▶ Given request
Your task is to copy every line of this material exactly.

▶ Input
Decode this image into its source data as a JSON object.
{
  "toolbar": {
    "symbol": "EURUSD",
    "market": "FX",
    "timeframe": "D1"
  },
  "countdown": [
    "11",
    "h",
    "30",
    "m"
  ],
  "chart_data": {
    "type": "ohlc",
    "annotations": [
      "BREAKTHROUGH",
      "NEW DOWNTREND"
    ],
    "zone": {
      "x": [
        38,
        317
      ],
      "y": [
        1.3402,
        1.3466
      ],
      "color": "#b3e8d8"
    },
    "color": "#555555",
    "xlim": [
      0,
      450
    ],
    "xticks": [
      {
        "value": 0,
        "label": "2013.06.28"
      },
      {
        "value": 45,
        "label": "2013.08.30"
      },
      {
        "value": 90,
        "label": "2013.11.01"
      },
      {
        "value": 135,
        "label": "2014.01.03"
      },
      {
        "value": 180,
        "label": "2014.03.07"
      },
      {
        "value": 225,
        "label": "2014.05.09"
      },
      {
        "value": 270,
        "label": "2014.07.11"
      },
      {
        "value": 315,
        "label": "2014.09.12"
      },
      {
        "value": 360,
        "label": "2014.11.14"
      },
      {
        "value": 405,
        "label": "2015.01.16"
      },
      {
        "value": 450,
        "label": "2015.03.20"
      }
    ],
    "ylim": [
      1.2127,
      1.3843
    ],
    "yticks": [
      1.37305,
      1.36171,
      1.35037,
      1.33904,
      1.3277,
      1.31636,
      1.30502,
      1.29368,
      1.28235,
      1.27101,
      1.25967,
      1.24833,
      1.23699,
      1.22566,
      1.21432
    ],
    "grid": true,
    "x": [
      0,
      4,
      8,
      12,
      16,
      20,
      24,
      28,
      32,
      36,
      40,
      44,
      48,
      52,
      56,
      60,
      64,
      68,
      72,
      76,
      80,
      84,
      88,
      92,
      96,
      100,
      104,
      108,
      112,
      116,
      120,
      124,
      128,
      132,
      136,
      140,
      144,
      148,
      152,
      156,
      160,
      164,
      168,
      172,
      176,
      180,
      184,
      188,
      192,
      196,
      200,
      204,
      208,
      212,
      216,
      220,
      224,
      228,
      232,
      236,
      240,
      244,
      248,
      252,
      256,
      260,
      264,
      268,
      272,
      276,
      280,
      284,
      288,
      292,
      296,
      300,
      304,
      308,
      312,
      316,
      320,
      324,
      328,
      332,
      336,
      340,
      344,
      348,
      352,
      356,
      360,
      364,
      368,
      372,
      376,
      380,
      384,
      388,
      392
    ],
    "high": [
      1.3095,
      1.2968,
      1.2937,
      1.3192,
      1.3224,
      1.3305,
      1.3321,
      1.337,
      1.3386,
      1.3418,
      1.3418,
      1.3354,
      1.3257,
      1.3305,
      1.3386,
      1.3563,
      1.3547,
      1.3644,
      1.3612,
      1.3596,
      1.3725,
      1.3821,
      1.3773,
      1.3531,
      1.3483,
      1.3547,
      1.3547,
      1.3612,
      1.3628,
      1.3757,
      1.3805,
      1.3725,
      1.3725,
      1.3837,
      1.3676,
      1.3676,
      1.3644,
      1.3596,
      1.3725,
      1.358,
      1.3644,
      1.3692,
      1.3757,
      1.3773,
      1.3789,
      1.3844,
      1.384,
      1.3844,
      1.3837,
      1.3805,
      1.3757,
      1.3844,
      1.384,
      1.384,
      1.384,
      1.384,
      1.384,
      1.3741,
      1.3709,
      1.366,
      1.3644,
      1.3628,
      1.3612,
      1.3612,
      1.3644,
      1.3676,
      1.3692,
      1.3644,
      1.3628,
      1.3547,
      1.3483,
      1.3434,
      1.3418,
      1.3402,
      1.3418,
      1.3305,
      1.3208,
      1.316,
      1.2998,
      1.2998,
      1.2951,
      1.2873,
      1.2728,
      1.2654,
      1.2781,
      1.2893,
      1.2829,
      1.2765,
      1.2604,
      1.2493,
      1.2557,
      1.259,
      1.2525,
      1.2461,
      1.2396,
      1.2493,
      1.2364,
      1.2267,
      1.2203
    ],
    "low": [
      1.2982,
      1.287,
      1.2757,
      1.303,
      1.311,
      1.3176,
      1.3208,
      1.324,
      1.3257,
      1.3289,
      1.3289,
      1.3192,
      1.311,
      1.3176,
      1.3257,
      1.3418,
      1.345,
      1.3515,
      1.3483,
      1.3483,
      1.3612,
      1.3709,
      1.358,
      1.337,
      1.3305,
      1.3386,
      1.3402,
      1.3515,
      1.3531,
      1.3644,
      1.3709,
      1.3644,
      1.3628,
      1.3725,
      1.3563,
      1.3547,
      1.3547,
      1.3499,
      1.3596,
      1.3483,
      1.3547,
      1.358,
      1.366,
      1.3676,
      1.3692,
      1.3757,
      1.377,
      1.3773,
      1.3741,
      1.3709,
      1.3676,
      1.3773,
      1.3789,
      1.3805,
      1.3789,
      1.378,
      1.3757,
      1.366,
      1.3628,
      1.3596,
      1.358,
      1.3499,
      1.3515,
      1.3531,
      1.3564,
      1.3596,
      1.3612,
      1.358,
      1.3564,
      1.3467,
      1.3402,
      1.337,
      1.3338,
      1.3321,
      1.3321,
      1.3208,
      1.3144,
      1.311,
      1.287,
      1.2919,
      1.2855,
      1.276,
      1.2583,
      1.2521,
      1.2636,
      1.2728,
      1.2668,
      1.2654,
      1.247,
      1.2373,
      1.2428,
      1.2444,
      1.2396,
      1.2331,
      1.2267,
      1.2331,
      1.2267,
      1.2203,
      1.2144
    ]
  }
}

▶ Solution for this exercise
Decode this image into its source data as a JSON object.
{
  "toolbar": {
    "symbol": "EURUSD",
    "market": "FX",
    "timeframe": "D1"
  },
  "countdown": [
    "11",
    "h",
    "30",
    "m"
  ],
  "chart_data": {
    "type": "ohlc",
    "annotations": [
      "BREAKTHROUGH",
      "NEW DOWNTREND"
    ],
    "zone": {
      "x": [
        38,
        317
      ],
      "y": [
        1.3402,
        1.3466
      ],
      "color": "#b3e8d8"
    },
    "color": "#555555",
    "xlim": [
      0,
      450
    ],
    "xticks": [
      {
        "value": 0,
        "label": "2013.06.28"
      },
      {
        "value": 45,
        "label": "2013.08.30"
      },
      {
        "value": 90,
        "label": "2013.11.01"
      },
      {
        "value": 135,
        "label": "2014.01.03"
      },
      {
        "value": 180,
        "label": "2014.03.07"
      },
      {
        "value": 225,
        "label": "2014.05.09"
      },
      {
        "value": 270,
        "label": "2014.07.11"
      },
      {
        "value": 315,
        "label": "2014.09.12"
      },
      {
        "value": 360,
        "label": "2014.11.14"
      },
      {
        "value": 405,
        "label": "2015.01.16"
      },
      {
        "value": 450,
        "label": "2015.03.20"
      }
    ],
    "ylim": [
      1.2127,
      1.3843
    ],
    "yticks": [
      1.37305,
      1.36171,
      1.35037,
      1.33904,
      1.3277,
      1.31636,
      1.30502,
      1.29368,
      1.28235,
      1.27101,
      1.25967,
      1.24833,
      1.23699,
      1.22566,
      1.21432
    ],
    "grid": true,
    "x": [
      0,
      4,
      8,
      12,
      16,
      20,
      24,
      28,
      32,
      36,
      40,
      44,
      48,
      52,
      56,
      60,
      64,
      68,
      72,
      76,
      80,
      84,
      88,
      92,
      96,
      100,
      104,
      108,
      112,
      116,
      120,
      124,
      128,
      132,
      136,
      140,
      144,
      148,
      152,
      156,
      160,
      164,
      168,
      172,
      176,
      180,
      184,
      188,
      192,
      196,
      200,
      204,
      208,
      212,
      216,
      220,
      224,
      228,
      232,
      236,
      240,
      244,
      248,
      252,
      256,
      260,
      264,
      268,
      272,
      276,
      280,
      284,
      288,
      292,
      296,
      300,
      304,
      308,
      312,
      316,
      320,
      324,
      328,
      332,
      336,
      340,
      344,
      348,
      352,
      356,
      360,
      364,
      368,
      372,
      376,
      380,
      384,
      388,
      392
    ],
    "high": [
      1.3095,
      1.2968,
      1.2937,
      1.3192,
      1.3224,
      1.3305,
      1.3321,
      1.337,
      1.3386,
      1.3418,
      1.3418,
      1.3354,
      1.3257,
      1.3305,
      1.3386,
      1.3563,
      1.3547,
      1.3644,
      1.3612,
      1.3596,
      1.3725,
      1.3821,
      1.3773,
      1.3531,
      1.3483,
      1.3547,
      1.3547,
      1.3612,
      1.3628,
      1.3757,
      1.3805,
      1.3725,
      1.3725,
      1.3837,
      1.3676,
      1.3676,
      1.3644,
      1.3596,
      1.3725,
      1.358,
      1.3644,
      1.3692,
      1.3757,
      1.3773,
      1.3789,
      1.3844,
      1.384,
      1.3844,
      1.3837,
      1.3805,
      1.3757,
      1.3844,
      1.384,
      1.384,
      1.384,
      1.384,
      1.384,
      1.3741,
      1.3709,
      1.366,
      1.3644,
      1.3628,
      1.3612,
      1.3612,
      1.3644,
      1.3676,
      1.3692,
      1.3644,
      1.3628,
      1.3547,
      1.3483,
      1.3434,
      1.3418,
      1.3402,
      1.3418,
      1.3305,
      1.3208,
      1.316,
      1.2998,
      1.2998,
      1.2951,
      1.2873,
      1.2728,
      1.2654,
      1.2781,
      1.2893,
      1.2829,
      1.2765,
      1.2604,
      1.2493,
      1.2557,
      1.259,
      1.2525,
      1.2461,
      1.2396,
      1.2493,
      1.2364,
      1.2267,
      1.2203
    ],
    "low": [
      1.2982,
      1.287,
      1.2757,
      1.303,
      1.311,
      1.3176,
      1.3208,
      1.324,
      1.3257,
      1.3289,
      1.3289,
      1.3192,
      1.311,
      1.3176,
      1.3257,
      1.3418,
      1.345,
      1.3515,
      1.3483,
      1.3483,
      1.3612,
      1.3709,
      1.358,
      1.337,
      1.3305,
      1.3386,
      1.3402,
      1.3515,
      1.3531,
      1.3644,
      1.3709,
      1.3644,
      1.3628,
      1.3725,
      1.3563,
      1.3547,
      1.3547,
      1.3499,
      1.3596,
      1.3483,
      1.3547,
      1.358,
      1.366,
      1.3676,
      1.3692,
      1.3757,
      1.377,
      1.3773,
      1.3741,
      1.3709,
      1.3676,
      1.3773,
      1.3789,
      1.3805,
      1.3789,
      1.378,
      1.3757,
      1.366,
      1.3628,
      1.3596,
      1.358,
      1.3499,
      1.3515,
      1.3531,
      1.3564,
      1.3596,
      1.3612,
      1.358,
      1.3564,
      1.3467,
      1.3402,
      1.337,
      1.3338,
      1.3321,
      1.3321,
      1.3208,
      1.3144,
      1.311,
      1.287,
      1.2919,
      1.2855,
      1.276,
      1.2583,
      1.2521,
      1.2636,
      1.2728,
      1.2668,
      1.2654,
      1.247,
      1.2373,
      1.2428,
      1.2444,
      1.2396,
      1.2331,
      1.2267,
      1.2331,
      1.2267,
      1.2203,
      1.2144
    ]
  }
}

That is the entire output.